- **BRIEF**: Find the number of lines below in which the word "small" appears, and write that number only.

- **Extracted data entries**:
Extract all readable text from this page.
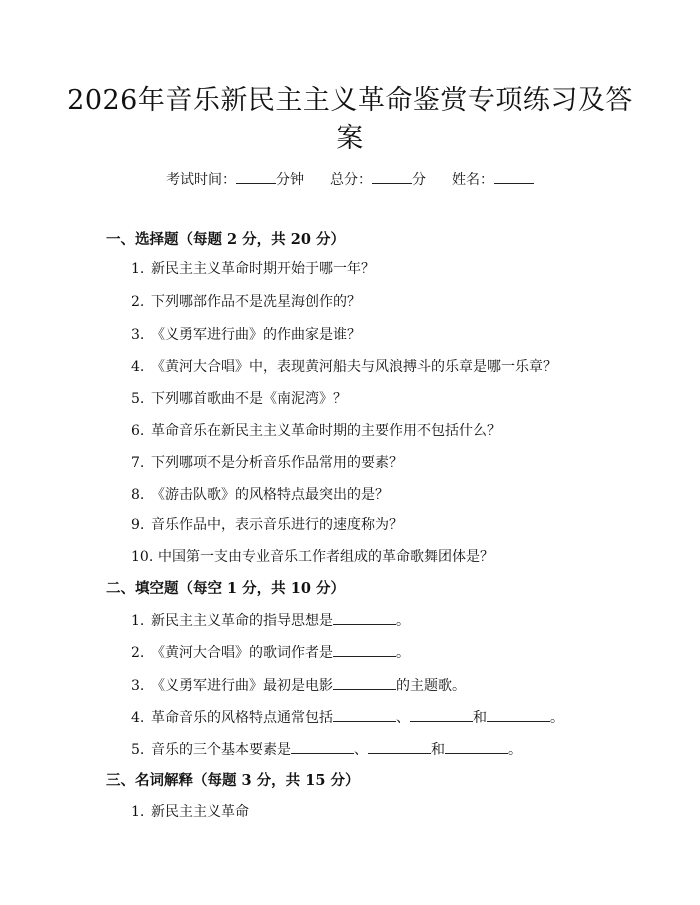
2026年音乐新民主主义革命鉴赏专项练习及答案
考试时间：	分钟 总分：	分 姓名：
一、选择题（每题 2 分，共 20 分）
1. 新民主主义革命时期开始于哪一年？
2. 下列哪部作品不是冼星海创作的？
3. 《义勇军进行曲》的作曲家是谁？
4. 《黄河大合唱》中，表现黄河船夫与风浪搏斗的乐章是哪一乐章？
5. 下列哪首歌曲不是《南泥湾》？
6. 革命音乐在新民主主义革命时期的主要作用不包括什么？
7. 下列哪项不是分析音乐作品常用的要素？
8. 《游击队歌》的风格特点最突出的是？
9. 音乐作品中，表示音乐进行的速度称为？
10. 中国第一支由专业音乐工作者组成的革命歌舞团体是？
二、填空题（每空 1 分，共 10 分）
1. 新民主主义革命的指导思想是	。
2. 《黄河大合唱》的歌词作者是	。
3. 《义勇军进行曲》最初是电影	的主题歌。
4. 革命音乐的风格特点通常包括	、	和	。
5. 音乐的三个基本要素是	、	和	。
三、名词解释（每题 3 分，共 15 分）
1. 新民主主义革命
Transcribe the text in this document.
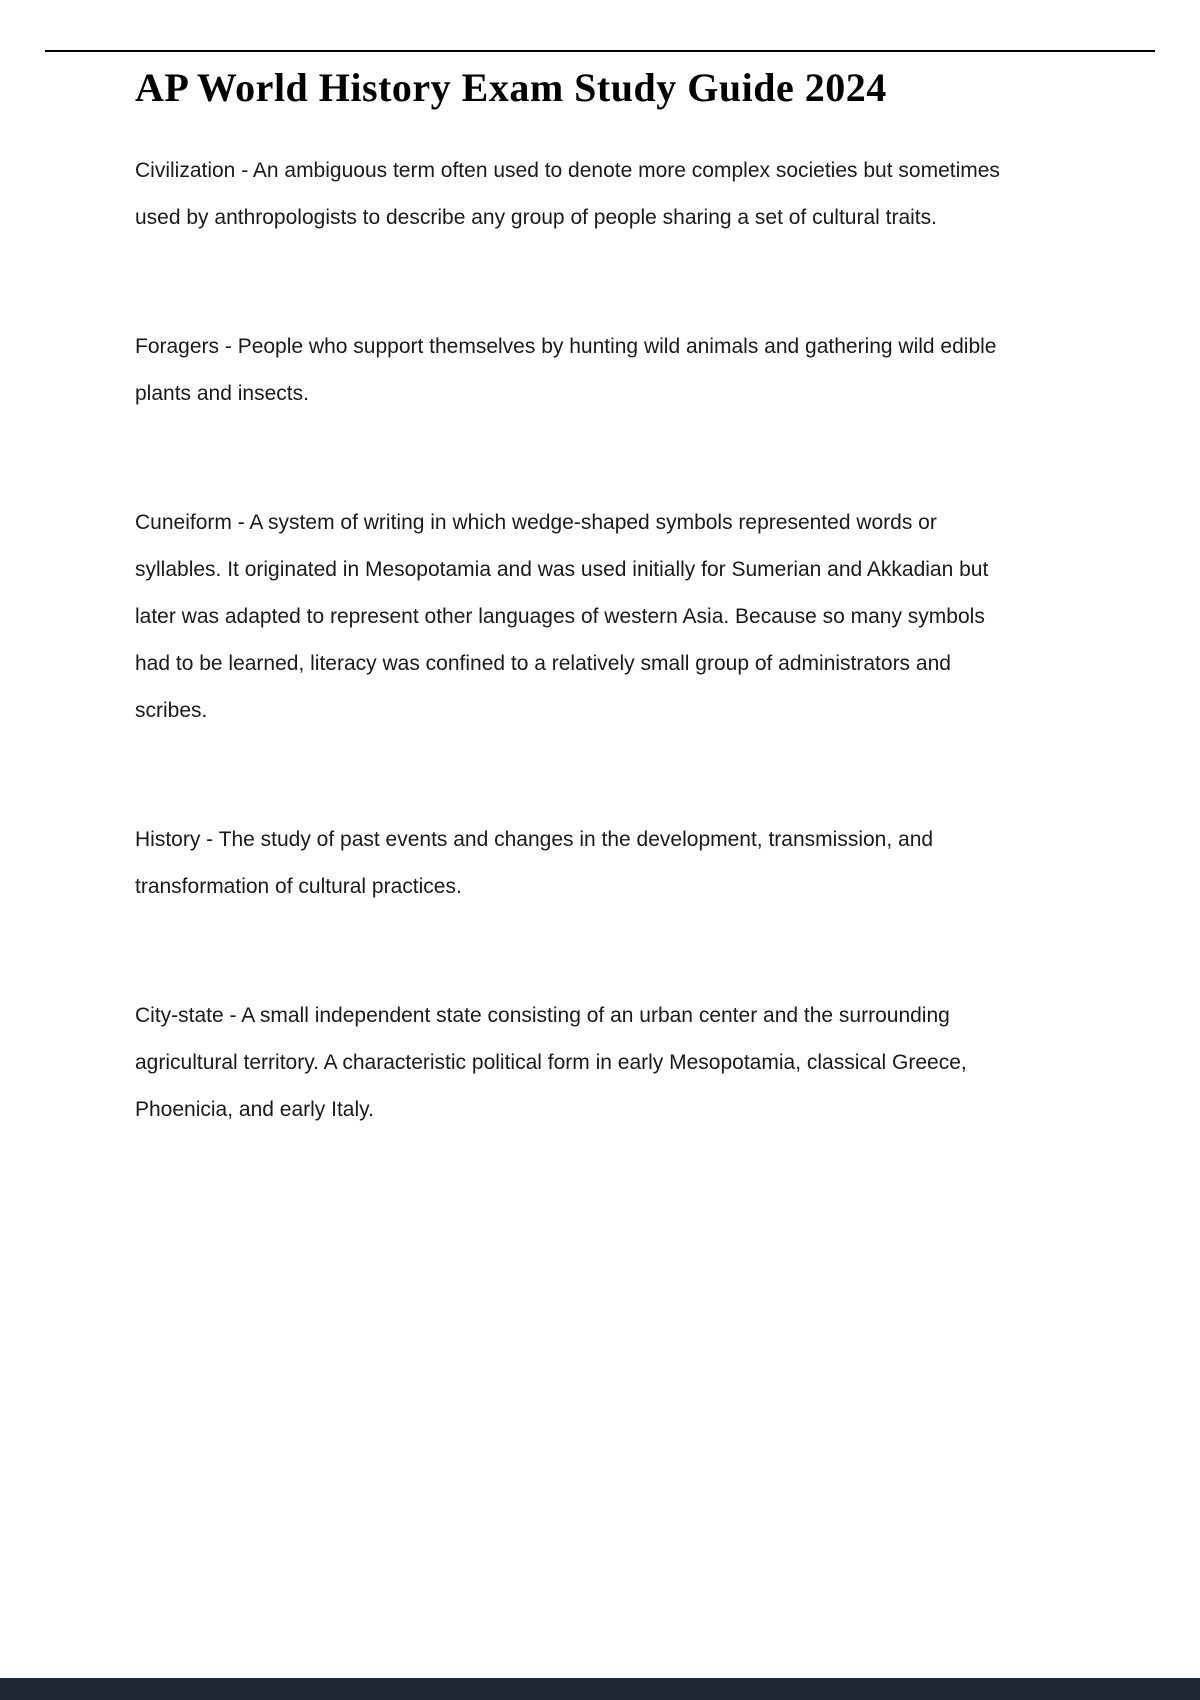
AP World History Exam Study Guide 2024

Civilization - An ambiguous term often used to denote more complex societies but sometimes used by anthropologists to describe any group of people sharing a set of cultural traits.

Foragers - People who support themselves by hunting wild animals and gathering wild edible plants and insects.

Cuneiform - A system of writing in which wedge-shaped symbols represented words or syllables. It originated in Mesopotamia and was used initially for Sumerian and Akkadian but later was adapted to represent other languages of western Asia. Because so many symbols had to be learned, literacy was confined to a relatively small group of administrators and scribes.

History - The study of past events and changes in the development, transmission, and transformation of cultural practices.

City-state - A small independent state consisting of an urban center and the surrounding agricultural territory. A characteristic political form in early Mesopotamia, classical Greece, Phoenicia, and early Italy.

* * *

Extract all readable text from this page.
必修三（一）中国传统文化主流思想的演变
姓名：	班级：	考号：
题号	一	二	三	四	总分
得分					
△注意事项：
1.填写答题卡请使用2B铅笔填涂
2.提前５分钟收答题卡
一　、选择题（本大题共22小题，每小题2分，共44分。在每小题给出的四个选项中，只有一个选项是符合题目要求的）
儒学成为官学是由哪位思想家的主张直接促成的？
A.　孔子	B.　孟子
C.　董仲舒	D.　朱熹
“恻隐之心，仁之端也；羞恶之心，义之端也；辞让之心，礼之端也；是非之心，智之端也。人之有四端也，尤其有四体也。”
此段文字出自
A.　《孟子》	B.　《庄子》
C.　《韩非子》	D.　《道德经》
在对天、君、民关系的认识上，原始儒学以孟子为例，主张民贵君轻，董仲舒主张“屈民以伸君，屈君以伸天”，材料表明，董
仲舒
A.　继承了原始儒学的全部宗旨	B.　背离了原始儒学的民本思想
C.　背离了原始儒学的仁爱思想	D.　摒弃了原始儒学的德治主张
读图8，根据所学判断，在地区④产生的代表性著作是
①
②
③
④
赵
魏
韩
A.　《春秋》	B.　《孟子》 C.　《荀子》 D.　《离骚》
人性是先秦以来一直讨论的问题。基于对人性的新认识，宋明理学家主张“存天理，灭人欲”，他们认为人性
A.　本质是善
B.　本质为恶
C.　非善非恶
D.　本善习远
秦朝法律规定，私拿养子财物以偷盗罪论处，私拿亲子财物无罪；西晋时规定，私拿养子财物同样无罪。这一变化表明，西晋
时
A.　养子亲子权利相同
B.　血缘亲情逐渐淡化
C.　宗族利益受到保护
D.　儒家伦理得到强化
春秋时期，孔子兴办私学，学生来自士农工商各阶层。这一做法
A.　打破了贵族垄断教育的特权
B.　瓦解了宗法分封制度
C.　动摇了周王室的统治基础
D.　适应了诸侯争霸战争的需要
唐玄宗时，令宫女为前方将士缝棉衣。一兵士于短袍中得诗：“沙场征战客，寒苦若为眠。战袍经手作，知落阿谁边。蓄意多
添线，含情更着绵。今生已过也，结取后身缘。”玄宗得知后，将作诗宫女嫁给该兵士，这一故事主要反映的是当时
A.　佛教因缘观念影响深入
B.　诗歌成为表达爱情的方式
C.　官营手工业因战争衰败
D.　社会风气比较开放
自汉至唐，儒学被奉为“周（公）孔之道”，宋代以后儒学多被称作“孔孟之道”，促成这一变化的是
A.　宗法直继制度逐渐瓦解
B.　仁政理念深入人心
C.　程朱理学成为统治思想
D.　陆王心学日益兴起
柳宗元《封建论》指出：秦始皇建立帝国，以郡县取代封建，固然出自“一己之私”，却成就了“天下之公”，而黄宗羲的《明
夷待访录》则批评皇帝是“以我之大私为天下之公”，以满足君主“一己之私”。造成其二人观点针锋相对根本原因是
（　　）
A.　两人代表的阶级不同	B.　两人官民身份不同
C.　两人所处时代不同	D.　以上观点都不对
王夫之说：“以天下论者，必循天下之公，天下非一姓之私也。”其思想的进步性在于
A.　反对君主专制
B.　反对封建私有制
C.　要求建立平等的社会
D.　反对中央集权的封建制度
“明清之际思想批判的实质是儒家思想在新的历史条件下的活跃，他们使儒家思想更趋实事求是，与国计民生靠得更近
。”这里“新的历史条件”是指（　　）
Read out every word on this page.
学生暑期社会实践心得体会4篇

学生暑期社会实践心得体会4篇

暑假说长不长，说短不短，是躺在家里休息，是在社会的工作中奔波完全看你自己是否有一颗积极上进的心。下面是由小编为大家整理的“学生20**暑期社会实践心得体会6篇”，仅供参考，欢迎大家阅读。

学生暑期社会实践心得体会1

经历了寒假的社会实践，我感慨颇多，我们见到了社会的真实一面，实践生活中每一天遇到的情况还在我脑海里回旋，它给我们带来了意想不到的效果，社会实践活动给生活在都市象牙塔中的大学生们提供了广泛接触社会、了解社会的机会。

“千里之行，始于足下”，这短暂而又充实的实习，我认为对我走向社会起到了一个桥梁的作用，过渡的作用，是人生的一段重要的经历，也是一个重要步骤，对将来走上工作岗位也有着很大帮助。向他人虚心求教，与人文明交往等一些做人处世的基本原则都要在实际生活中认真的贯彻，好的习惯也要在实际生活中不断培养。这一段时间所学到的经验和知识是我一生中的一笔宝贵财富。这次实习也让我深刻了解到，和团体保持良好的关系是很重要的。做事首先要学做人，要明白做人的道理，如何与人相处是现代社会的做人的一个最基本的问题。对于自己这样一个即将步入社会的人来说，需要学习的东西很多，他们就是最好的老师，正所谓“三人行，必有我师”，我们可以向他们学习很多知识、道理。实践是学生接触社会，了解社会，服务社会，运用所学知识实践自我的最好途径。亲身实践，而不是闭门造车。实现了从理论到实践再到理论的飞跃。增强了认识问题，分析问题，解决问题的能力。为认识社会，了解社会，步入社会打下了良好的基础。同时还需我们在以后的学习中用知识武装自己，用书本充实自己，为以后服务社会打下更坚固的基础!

- **CORRECT ANSWER**: 2